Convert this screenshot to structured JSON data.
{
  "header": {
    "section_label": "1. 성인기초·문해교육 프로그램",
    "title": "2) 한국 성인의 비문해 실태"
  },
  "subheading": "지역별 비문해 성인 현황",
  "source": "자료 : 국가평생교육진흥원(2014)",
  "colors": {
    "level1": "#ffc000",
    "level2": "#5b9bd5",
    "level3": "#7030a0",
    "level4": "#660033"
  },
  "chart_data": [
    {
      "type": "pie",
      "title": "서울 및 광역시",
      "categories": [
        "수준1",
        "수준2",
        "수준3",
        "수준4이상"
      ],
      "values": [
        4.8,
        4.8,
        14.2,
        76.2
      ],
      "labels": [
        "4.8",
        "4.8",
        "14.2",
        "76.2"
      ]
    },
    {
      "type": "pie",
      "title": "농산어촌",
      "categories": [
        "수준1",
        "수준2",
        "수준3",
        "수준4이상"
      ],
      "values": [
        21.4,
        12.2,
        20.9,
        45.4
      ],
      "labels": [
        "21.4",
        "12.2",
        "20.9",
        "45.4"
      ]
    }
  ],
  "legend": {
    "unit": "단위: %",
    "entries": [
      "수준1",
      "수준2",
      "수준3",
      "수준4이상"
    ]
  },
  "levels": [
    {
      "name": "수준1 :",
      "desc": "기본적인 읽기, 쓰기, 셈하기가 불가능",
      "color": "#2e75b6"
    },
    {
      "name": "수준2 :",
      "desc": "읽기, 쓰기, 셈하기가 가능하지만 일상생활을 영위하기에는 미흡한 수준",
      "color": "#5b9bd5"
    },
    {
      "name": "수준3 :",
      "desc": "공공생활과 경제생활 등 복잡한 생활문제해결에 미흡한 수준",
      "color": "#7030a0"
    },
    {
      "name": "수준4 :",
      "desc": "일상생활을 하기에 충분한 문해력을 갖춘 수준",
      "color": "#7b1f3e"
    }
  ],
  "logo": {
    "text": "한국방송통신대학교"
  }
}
====
WHAT IS NEEDED: Each line in the listing above that contains "일상생활을" should be copied.

TASK SOLUTION:
      "desc": "읽기, 쓰기, 셈하기가 가능하지만 일상생활을 영위하기에는 미흡한 수준",
      "desc": "일상생활을 하기에 충분한 문해력을 갖춘 수준",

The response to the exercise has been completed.